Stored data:
-.-.-
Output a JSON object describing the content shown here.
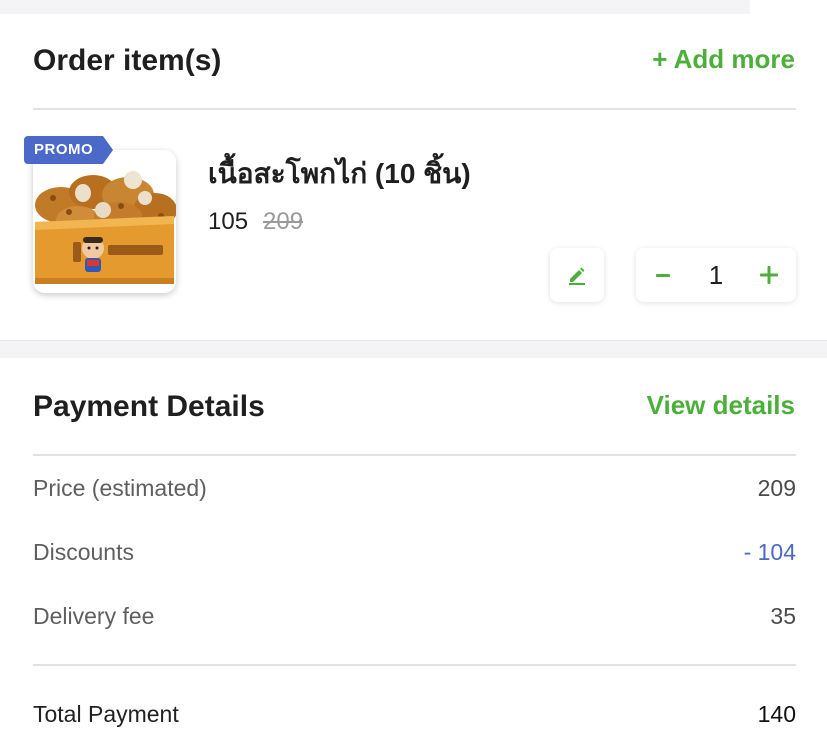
{
  "order": {
    "title": "Order item(s)",
    "add_more_label": "+ Add more",
    "item": {
      "promo_badge": "PROMO",
      "name": "เนื้อสะโพกไก่ (10 ชิ้น)",
      "price": "105",
      "original_price": "209",
      "quantity": "1",
      "quantity_minus_symbol": "−",
      "quantity_plus_symbol": "+",
      "edit_icon": "pencil-icon"
    }
  },
  "payment": {
    "title": "Payment Details",
    "view_details_label": "View details",
    "rows": [
      {
        "label": "Price (estimated)",
        "value": "209"
      },
      {
        "label": "Discounts",
        "value": "- 104"
      },
      {
        "label": "Delivery fee",
        "value": "35"
      }
    ],
    "total": {
      "label": "Total Payment",
      "value": "140"
    }
  },
  "colors": {
    "accent_green": "#4caf3a",
    "promo_blue": "#4a69c9",
    "discount_blue": "#4a69c9",
    "strike_gray": "#9a9a9a"
  }
}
-.-.-
### EXERCISE BRIEF:
Transcribe the full listing above exactly as it stands, minus the pictures.

### COMPLETE OUTPUT:
Output a JSON object describing the content shown here.
{
  "order": {
    "title": "Order item(s)",
    "add_more_label": "+ Add more",
    "item": {
      "promo_badge": "PROMO",
      "name": "เนื้อสะโพกไก่ (10 ชิ้น)",
      "price": "105",
      "original_price": "209",
      "quantity": "1",
      "quantity_minus_symbol": "−",
      "quantity_plus_symbol": "+",
      "edit_icon": "pencil-icon"
    }
  },
  "payment": {
    "title": "Payment Details",
    "view_details_label": "View details",
    "rows": [
      {
        "label": "Price (estimated)",
        "value": "209"
      },
      {
        "label": "Discounts",
        "value": "- 104"
      },
      {
        "label": "Delivery fee",
        "value": "35"
      }
    ],
    "total": {
      "label": "Total Payment",
      "value": "140"
    }
  },
  "colors": {
    "accent_green": "#4caf3a",
    "promo_blue": "#4a69c9",
    "discount_blue": "#4a69c9",
    "strike_gray": "#9a9a9a"
  }
}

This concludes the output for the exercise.